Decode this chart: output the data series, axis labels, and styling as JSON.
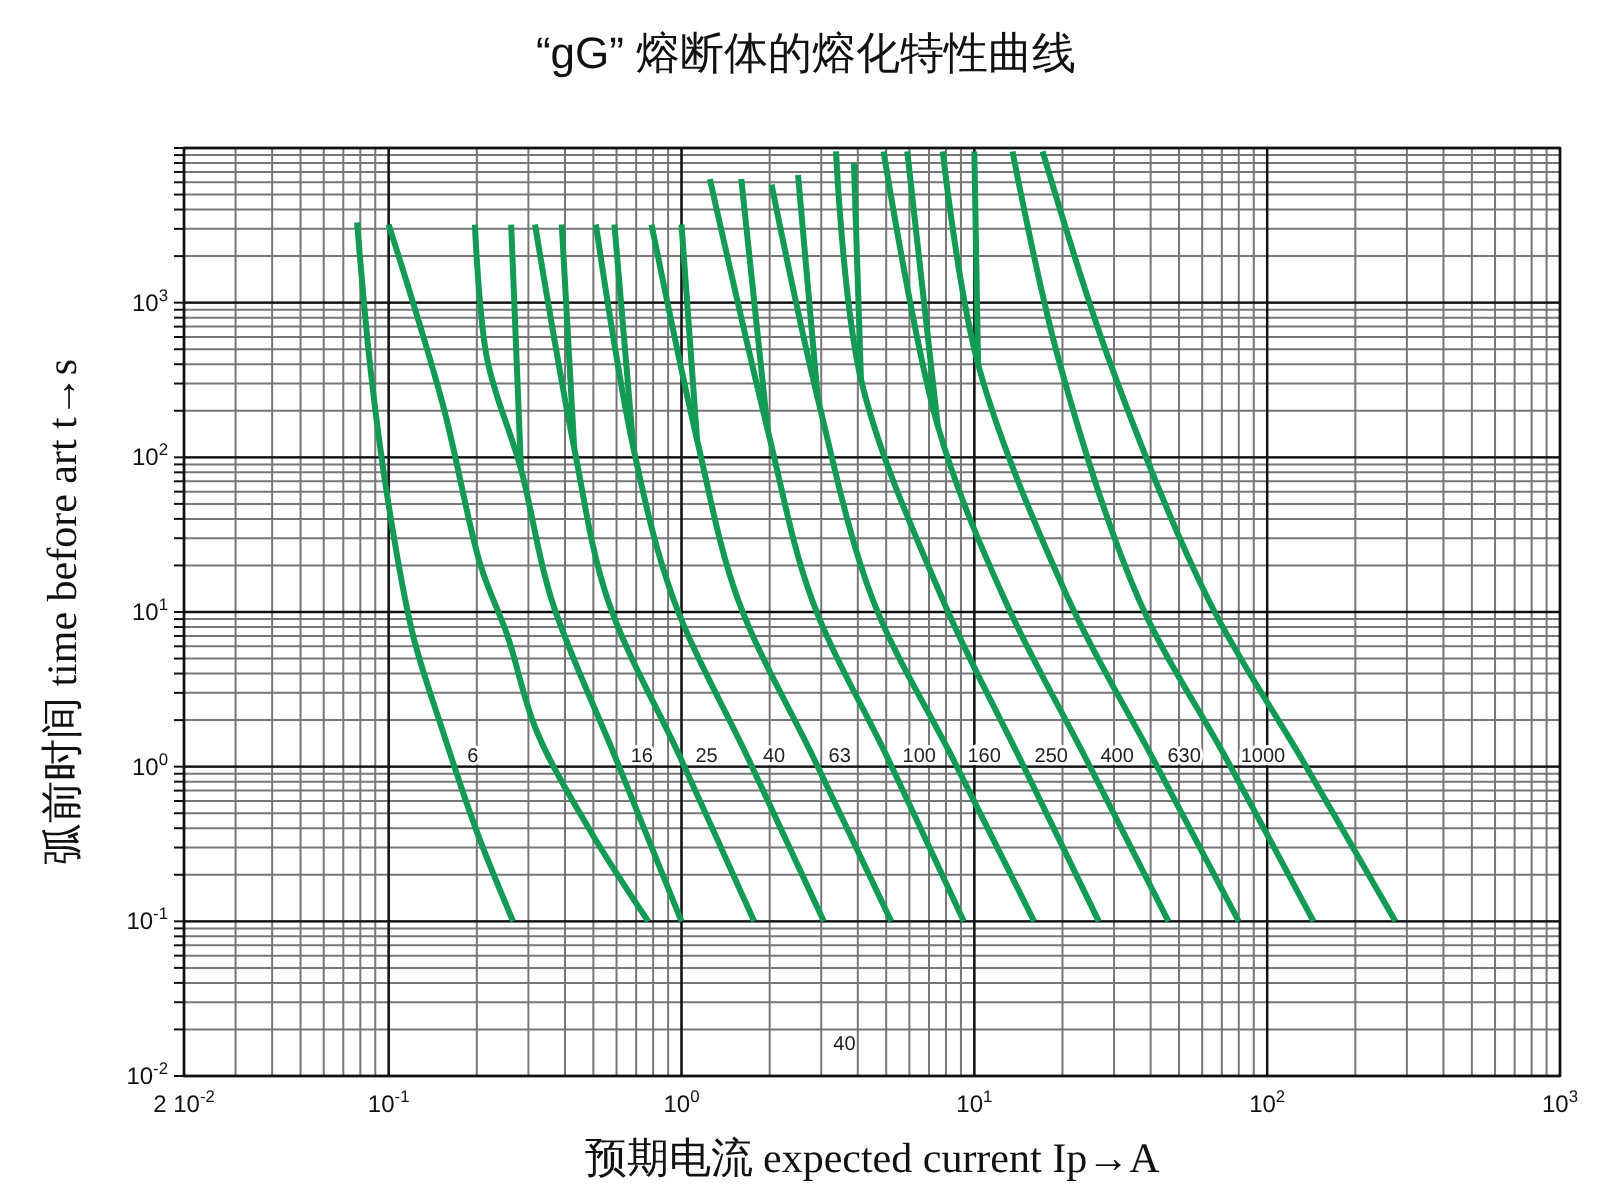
{
  "chart_data": {
    "type": "line",
    "title": "“gG” 熔断体的熔化特性曲线",
    "xlabel": "预期电流 expected current Ip→A",
    "ylabel": "弧前时间 time before art t→s",
    "log": "xy",
    "grid": true,
    "xlim": [
      0.02,
      1000
    ],
    "ylim": [
      0.01,
      10000
    ],
    "xticks": [
      {
        "value": 0.02,
        "label": "2 10$^{-2}$"
      },
      {
        "value": 0.1,
        "label": "10$^{-1}$"
      },
      {
        "value": 1,
        "label": "10$^{0}$"
      },
      {
        "value": 10,
        "label": "10$^{1}$"
      },
      {
        "value": 100,
        "label": "10$^{2}$"
      },
      {
        "value": 1000,
        "label": "10$^{3}$"
      }
    ],
    "yticks": [
      {
        "value": 0.01,
        "label": "10$^{-2}$"
      },
      {
        "value": 0.1,
        "label": "10$^{-1}$"
      },
      {
        "value": 1,
        "label": "10$^{0}$"
      },
      {
        "value": 10,
        "label": "10$^{1}$"
      },
      {
        "value": 100,
        "label": "10$^{2}$"
      },
      {
        "value": 1000,
        "label": "10$^{3}$"
      },
      {
        "value": 10000,
        "label": null
      }
    ],
    "series": [
      {
        "name": "6",
        "color": "#139a55",
        "x": [
          0.078,
          0.087,
          0.1,
          0.121,
          0.153,
          0.2,
          0.266
        ],
        "values": [
          3300,
          350,
          49,
          7.1,
          1.7,
          0.38,
          0.1
        ]
      },
      {
        "color": "#139a55",
        "x": [
          0.1,
          0.153,
          0.206,
          0.254,
          0.32,
          0.49,
          0.77
        ],
        "values": [
          3200,
          220,
          20,
          7.1,
          1.7,
          0.38,
          0.1
        ]
      },
      {
        "name": "16",
        "color": "#139a55",
        "x": [
          0.197,
          0.217,
          0.283,
          0.36,
          0.6,
          1.0
        ],
        "values": [
          3200,
          430,
          84,
          12,
          1.1,
          0.1
        ]
      },
      {
        "color": "#139a55",
        "x": [
          0.262,
          0.283
        ],
        "values": [
          3200,
          84
        ]
      },
      {
        "name": "25",
        "color": "#139a55",
        "x": [
          0.316,
          0.43,
          0.56,
          1.0,
          1.77
        ],
        "values": [
          3200,
          115,
          12,
          1.1,
          0.1
        ]
      },
      {
        "color": "#139a55",
        "x": [
          0.39,
          0.43
        ],
        "values": [
          3200,
          115
        ]
      },
      {
        "name": "40",
        "color": "#139a55",
        "x": [
          0.51,
          0.685,
          0.94,
          1.7,
          3.06
        ],
        "values": [
          3200,
          115,
          12,
          1.1,
          0.1
        ]
      },
      {
        "color": "#139a55",
        "x": [
          0.59,
          0.685
        ],
        "values": [
          3200,
          115
        ]
      },
      {
        "name": "63",
        "color": "#139a55",
        "x": [
          0.79,
          1.13,
          1.56,
          2.85,
          5.2
        ],
        "values": [
          3200,
          130,
          12,
          1.1,
          0.1
        ]
      },
      {
        "color": "#139a55",
        "x": [
          1.0,
          1.13
        ],
        "values": [
          3200,
          130
        ]
      },
      {
        "name": "100",
        "color": "#139a55",
        "x": [
          1.25,
          1.97,
          2.79,
          5.1,
          9.2
        ],
        "values": [
          6300,
          150,
          12,
          1.1,
          0.1
        ]
      },
      {
        "color": "#139a55",
        "x": [
          1.6,
          1.97
        ],
        "values": [
          6300,
          150
        ]
      },
      {
        "name": "160",
        "color": "#139a55",
        "x": [
          2.03,
          2.92,
          4.5,
          8.5,
          16
        ],
        "values": [
          5800,
          240,
          12,
          1.1,
          0.1
        ]
      },
      {
        "color": "#139a55",
        "x": [
          2.5,
          2.92
        ],
        "values": [
          6700,
          240
        ]
      },
      {
        "name": "250",
        "color": "#139a55",
        "x": [
          3.37,
          4.1,
          7.8,
          14.4,
          26.6
        ],
        "values": [
          9500,
          320,
          12,
          1.1,
          0.1
        ]
      },
      {
        "color": "#139a55",
        "x": [
          3.88,
          4.1
        ],
        "values": [
          8000,
          320
        ]
      },
      {
        "name": "400",
        "color": "#139a55",
        "x": [
          4.9,
          7.5,
          12.7,
          24.2,
          46
        ],
        "values": [
          9500,
          160,
          12,
          1.1,
          0.1
        ]
      },
      {
        "color": "#139a55",
        "x": [
          5.9,
          7.5
        ],
        "values": [
          9500,
          160
        ]
      },
      {
        "name": "630",
        "color": "#139a55",
        "x": [
          7.8,
          10.3,
          21,
          41,
          80
        ],
        "values": [
          9500,
          400,
          12,
          1.1,
          0.1
        ]
      },
      {
        "color": "#139a55",
        "x": [
          10,
          10.3
        ],
        "values": [
          9500,
          400
        ]
      },
      {
        "name": "1000",
        "color": "#139a55",
        "x": [
          13.5,
          19.4,
          36.5,
          73,
          144
        ],
        "values": [
          9500,
          430,
          12,
          1.1,
          0.1
        ]
      },
      {
        "color": "#139a55",
        "x": [
          17.1,
          28.8,
          63,
          132,
          274
        ],
        "values": [
          9500,
          430,
          12,
          1.1,
          0.1
        ]
      }
    ],
    "annotations": [
      "40"
    ]
  }
}
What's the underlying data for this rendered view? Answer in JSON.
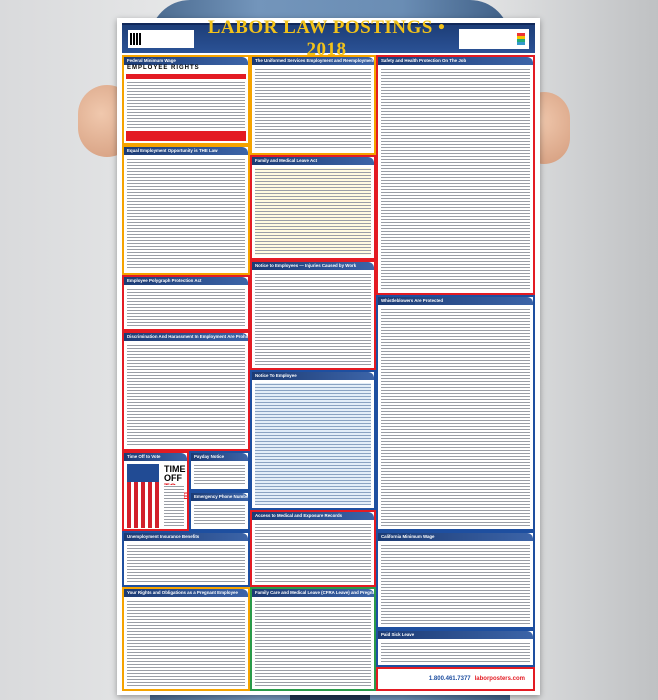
{
  "poster": {
    "title": "LABOR LAW POSTINGS • 2018",
    "left": [
      "Federal Minimum Wage",
      "Equal Employment Opportunity is THE Law",
      "Employee Polygraph Protection Act",
      "Discrimination And Harassment In Employment Are Prohibited By Law",
      "Time Off to Vote",
      "Payday Notice",
      "Emergency Phone Numbers",
      "Unemployment Insurance Benefits",
      "Your Rights and Obligations as a Pregnant Employee"
    ],
    "middle": [
      "The Uniformed Services Employment and Reemployment Rights Act",
      "Family and Medical Leave Act",
      "Notice to Employees — Injuries Caused by Work",
      "Notice To Employee",
      "Access to Medical and Exposure Records",
      "Family Care and Medical Leave (CFRA Leave) and Pregnancy Disability Leave"
    ],
    "right": [
      "Safety and Health Protection On The Job",
      "Whistleblowers Are Protected",
      "California Minimum Wage",
      "Paid Sick Leave"
    ],
    "min_wage_heading": "EMPLOYEE RIGHTS",
    "vote_heading_1": "TIME OFF",
    "vote_heading_2": "TO VOTE",
    "footer_phone": "1.800.461.7377",
    "footer_site": "laborposters.com"
  },
  "colors": {
    "banner": "#1d3e78",
    "title": "#f2c21a",
    "border": "#e31b23",
    "accent": "#1e4fa0"
  }
}
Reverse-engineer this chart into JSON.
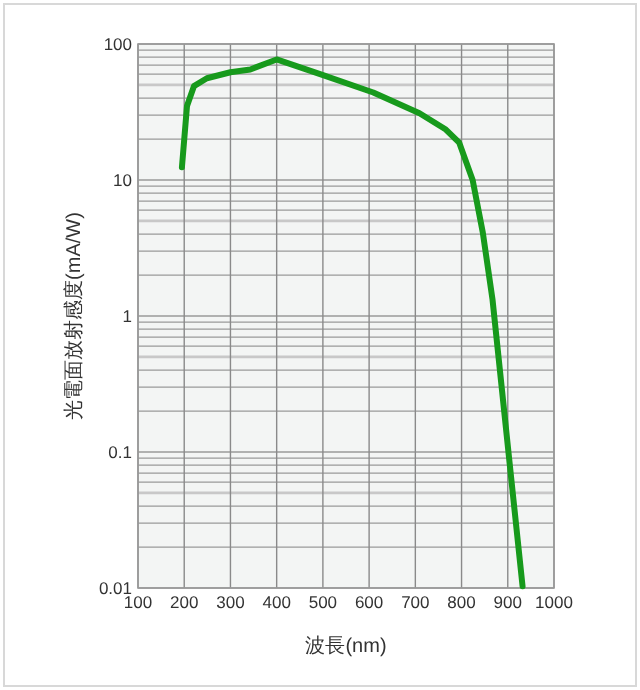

§

■ STATED PROBLEM ■
From the entries above, copy out every line where the string "Family" appears.

■ FINAL ANSWER ■
      "Family and Medical Leave Act",
      "Family Care and Medical Leave (CFRA Leave) and Pregnancy Disability Leave"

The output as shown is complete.